**WHAT IS BEING ASKED:** In the records that follow, show each line where the word "Дмитрівка" is present.

#### EXTRACTED ENTRIES ####

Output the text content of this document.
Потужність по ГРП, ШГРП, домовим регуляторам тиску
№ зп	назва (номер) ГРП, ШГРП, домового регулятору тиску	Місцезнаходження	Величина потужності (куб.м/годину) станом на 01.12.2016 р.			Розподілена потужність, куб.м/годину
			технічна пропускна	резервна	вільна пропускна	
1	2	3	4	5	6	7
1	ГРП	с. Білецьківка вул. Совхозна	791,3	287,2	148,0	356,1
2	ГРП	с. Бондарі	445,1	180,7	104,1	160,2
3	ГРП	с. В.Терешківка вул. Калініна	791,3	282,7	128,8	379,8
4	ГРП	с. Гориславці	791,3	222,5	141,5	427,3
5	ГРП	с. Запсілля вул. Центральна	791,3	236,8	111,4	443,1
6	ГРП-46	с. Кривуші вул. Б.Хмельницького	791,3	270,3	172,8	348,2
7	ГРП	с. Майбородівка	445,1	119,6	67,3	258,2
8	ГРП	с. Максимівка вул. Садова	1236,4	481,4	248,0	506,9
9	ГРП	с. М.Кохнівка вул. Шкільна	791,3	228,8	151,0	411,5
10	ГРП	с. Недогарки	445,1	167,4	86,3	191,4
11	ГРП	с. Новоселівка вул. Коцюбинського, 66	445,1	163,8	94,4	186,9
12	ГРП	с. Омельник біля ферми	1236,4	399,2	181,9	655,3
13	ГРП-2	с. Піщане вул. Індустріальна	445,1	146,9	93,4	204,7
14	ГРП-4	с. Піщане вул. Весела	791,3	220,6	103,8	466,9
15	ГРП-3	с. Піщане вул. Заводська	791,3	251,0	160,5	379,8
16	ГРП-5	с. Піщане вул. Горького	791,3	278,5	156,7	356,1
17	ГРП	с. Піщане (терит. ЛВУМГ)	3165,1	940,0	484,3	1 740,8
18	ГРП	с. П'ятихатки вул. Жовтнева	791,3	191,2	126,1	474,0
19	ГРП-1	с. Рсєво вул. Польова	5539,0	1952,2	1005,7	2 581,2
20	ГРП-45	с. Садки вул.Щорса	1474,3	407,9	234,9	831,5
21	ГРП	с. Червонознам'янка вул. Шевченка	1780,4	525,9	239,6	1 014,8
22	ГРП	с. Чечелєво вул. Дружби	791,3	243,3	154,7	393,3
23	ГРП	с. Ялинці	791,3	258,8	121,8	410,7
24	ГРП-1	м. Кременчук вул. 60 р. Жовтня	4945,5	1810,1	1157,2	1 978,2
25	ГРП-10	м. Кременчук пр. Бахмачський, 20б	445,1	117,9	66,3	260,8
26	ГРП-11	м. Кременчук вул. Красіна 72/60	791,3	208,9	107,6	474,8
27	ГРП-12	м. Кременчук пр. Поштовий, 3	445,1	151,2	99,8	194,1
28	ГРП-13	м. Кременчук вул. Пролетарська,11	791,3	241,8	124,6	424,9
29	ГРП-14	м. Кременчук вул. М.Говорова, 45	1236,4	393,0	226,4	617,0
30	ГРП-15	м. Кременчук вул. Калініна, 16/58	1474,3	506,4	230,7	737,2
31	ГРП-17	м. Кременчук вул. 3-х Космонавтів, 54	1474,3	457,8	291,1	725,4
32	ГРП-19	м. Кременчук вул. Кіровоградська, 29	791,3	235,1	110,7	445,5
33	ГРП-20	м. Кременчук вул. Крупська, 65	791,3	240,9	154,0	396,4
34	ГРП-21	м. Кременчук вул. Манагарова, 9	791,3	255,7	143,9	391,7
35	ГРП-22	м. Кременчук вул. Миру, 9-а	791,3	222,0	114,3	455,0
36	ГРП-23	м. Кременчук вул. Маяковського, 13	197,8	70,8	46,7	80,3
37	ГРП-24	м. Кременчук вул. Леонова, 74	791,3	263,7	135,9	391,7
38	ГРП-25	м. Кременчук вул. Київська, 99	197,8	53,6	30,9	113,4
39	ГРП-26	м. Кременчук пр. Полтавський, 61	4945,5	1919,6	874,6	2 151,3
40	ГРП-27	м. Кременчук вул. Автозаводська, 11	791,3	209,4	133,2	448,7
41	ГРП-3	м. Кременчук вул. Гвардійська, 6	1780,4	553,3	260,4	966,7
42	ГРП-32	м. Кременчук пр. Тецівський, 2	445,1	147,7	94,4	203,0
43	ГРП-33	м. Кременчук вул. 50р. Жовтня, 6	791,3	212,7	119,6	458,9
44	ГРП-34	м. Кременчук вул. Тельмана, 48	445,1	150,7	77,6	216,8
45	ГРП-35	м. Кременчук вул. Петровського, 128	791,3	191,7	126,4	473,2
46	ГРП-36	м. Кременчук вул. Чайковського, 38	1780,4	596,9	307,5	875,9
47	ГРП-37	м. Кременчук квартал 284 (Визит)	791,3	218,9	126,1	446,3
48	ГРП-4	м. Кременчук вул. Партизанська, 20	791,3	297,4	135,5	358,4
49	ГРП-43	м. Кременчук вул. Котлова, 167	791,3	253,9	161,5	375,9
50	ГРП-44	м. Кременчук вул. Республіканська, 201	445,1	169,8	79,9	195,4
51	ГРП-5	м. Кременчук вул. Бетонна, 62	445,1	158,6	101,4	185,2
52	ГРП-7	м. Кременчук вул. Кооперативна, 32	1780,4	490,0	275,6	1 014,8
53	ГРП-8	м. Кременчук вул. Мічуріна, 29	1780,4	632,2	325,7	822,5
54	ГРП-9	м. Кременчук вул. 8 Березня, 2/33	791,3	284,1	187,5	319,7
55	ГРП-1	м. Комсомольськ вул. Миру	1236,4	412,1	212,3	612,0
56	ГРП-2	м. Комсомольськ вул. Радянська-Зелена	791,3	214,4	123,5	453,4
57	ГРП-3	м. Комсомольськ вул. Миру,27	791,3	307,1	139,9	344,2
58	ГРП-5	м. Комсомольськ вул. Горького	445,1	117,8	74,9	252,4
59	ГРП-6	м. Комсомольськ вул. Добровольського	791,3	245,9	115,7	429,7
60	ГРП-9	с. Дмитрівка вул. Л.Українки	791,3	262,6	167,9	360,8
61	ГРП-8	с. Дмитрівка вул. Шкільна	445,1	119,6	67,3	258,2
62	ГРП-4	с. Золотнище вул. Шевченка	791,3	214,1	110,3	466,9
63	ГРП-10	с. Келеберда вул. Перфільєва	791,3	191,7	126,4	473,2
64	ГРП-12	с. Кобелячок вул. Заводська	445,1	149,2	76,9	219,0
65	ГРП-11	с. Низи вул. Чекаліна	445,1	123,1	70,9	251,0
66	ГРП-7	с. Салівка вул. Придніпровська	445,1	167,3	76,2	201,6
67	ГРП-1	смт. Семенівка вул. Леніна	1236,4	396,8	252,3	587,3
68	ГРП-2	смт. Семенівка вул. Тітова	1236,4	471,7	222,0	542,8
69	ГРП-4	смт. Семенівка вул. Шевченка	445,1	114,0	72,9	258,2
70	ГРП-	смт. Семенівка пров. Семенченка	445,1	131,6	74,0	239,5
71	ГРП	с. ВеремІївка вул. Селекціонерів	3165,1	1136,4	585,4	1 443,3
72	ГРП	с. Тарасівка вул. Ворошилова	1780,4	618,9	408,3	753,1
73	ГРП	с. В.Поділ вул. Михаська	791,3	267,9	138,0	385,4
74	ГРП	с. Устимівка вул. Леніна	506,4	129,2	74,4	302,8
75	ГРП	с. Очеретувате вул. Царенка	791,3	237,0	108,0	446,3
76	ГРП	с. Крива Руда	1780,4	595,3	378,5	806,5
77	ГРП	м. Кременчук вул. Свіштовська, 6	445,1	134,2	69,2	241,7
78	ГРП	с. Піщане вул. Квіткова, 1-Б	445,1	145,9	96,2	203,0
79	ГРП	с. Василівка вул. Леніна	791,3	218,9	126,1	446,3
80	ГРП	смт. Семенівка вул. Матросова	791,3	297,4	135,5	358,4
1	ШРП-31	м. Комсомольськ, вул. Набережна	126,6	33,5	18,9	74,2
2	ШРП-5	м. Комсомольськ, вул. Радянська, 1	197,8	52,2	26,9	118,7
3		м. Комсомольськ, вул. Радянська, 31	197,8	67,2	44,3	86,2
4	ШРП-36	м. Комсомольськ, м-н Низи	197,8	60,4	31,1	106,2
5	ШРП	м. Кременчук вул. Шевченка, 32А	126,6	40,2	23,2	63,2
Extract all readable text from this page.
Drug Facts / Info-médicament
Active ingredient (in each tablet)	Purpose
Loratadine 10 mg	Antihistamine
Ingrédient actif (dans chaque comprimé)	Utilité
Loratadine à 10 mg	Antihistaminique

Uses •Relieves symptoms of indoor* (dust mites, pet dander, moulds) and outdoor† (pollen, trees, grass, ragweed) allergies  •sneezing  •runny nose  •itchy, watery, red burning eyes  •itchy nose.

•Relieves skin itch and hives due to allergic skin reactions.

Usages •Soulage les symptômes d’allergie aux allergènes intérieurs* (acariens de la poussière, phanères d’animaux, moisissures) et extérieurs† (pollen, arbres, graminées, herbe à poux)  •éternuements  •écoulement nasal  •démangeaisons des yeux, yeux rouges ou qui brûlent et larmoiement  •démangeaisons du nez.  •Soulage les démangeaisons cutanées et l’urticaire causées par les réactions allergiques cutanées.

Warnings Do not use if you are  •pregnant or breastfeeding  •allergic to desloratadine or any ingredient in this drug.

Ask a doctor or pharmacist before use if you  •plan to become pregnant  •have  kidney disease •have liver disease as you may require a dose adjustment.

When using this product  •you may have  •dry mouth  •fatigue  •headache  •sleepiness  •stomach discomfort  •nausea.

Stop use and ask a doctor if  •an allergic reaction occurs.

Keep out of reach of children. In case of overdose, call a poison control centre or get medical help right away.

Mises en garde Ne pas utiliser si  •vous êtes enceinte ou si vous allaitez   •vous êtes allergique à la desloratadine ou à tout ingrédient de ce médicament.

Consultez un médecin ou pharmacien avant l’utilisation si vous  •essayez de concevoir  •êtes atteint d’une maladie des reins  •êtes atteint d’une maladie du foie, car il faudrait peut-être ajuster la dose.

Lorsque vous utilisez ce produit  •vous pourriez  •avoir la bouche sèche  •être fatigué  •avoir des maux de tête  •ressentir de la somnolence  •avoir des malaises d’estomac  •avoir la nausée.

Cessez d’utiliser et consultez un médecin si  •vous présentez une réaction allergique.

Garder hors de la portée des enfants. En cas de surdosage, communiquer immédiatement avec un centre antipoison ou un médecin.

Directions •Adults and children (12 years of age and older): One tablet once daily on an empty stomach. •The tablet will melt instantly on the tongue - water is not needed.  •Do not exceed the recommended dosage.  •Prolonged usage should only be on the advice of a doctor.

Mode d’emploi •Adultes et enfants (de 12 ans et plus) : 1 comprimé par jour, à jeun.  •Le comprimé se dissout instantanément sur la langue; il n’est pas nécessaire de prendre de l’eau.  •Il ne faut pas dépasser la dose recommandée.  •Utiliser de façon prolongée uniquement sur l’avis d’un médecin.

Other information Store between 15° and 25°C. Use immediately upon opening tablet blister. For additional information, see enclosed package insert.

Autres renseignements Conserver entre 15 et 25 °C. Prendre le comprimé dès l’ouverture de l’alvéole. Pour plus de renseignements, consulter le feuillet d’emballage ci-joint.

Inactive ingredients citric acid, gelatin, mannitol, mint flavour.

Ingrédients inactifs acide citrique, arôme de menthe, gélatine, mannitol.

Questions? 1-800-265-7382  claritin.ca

####

**TASK OUTPUT:**
60	ГРП-9	с. Дмитрівка вул. Л.Українки	791,3	262,6	167,9	360,8
61	ГРП-8	с. Дмитрівка вул. Шкільна	445,1	119,6	67,3	258,2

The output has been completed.